> [REQUIREMENT]:
Below are the records; locate each line with the word "marker" and copy it.

> [EXERCISE INPUT]:
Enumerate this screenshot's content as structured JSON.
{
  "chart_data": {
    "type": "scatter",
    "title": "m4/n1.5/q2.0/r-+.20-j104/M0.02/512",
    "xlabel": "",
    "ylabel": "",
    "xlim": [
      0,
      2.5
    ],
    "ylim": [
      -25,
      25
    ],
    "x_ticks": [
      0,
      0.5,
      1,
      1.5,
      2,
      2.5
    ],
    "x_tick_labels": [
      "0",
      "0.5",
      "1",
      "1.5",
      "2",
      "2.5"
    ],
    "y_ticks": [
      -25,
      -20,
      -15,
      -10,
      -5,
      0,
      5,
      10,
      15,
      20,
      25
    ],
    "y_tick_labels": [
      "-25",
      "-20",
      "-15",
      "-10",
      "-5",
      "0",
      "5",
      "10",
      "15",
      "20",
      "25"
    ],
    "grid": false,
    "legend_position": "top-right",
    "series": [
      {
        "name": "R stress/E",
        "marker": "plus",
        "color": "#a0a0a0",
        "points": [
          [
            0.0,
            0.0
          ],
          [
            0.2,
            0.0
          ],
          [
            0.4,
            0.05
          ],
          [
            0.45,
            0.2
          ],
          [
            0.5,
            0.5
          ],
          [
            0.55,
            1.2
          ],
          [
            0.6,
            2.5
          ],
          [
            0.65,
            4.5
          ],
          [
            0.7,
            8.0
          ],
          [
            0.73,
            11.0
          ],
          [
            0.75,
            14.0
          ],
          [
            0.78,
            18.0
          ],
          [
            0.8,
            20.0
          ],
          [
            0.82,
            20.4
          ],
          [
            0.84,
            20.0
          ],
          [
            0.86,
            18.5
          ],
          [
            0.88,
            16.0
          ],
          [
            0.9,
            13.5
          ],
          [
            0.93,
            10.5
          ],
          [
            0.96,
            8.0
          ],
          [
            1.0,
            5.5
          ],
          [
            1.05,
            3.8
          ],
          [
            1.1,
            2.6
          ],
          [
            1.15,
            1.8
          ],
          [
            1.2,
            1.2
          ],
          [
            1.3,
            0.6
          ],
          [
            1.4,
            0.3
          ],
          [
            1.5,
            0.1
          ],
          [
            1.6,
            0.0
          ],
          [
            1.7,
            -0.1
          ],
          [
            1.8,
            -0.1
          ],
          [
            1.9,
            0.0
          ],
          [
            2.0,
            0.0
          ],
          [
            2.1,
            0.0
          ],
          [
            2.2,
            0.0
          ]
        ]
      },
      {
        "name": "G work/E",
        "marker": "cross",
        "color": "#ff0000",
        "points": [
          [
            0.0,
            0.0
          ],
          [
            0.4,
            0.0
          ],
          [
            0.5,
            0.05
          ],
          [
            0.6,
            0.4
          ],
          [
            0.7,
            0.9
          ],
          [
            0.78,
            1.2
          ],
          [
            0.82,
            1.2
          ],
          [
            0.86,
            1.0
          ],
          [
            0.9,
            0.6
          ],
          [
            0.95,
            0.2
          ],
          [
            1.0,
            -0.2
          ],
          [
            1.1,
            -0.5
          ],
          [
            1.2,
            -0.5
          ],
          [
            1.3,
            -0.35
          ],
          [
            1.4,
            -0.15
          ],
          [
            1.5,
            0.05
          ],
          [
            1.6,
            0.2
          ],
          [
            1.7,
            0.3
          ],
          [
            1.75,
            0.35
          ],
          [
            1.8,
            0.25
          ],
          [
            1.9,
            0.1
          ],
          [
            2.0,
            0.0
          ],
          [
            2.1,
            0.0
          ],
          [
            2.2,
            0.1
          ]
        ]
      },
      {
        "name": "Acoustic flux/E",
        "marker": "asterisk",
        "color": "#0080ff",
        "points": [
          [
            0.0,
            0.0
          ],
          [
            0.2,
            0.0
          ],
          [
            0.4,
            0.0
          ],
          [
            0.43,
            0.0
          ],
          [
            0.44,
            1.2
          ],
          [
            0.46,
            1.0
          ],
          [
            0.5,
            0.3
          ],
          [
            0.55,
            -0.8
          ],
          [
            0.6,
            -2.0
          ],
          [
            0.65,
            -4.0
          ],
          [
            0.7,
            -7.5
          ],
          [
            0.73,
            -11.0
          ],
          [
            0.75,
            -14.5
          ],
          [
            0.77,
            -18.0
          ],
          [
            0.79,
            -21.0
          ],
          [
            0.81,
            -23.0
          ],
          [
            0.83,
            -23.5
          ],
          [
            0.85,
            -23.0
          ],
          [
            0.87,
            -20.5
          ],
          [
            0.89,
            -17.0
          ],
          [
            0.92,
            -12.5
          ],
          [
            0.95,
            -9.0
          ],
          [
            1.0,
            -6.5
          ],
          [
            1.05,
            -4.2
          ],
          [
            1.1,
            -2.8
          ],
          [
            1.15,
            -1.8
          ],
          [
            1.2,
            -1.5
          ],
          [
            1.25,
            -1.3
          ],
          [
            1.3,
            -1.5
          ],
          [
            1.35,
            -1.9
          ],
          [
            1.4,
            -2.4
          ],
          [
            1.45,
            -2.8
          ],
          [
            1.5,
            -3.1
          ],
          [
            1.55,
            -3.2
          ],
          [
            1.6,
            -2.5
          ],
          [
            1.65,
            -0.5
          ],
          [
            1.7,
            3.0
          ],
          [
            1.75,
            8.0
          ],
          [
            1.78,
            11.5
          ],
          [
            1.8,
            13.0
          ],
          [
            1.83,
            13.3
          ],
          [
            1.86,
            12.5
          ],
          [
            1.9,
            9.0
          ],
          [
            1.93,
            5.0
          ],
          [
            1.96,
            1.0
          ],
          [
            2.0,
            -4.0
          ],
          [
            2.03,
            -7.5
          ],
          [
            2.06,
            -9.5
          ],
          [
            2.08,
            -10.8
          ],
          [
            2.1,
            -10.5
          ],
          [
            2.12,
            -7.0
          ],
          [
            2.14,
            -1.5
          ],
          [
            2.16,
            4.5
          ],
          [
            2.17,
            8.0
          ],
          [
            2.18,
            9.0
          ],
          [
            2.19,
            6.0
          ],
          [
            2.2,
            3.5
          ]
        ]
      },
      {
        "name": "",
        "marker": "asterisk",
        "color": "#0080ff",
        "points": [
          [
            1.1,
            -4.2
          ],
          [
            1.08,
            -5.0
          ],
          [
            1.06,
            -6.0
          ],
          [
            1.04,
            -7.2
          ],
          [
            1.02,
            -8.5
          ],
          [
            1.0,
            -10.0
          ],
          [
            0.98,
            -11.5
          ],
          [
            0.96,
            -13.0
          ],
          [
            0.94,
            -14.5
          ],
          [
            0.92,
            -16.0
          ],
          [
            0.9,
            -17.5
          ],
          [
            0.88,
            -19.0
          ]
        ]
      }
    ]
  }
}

> [SOLVED EXERCISE]:
        "marker": "plus",
        "marker": "cross",
        "marker": "asterisk",
        "marker": "asterisk",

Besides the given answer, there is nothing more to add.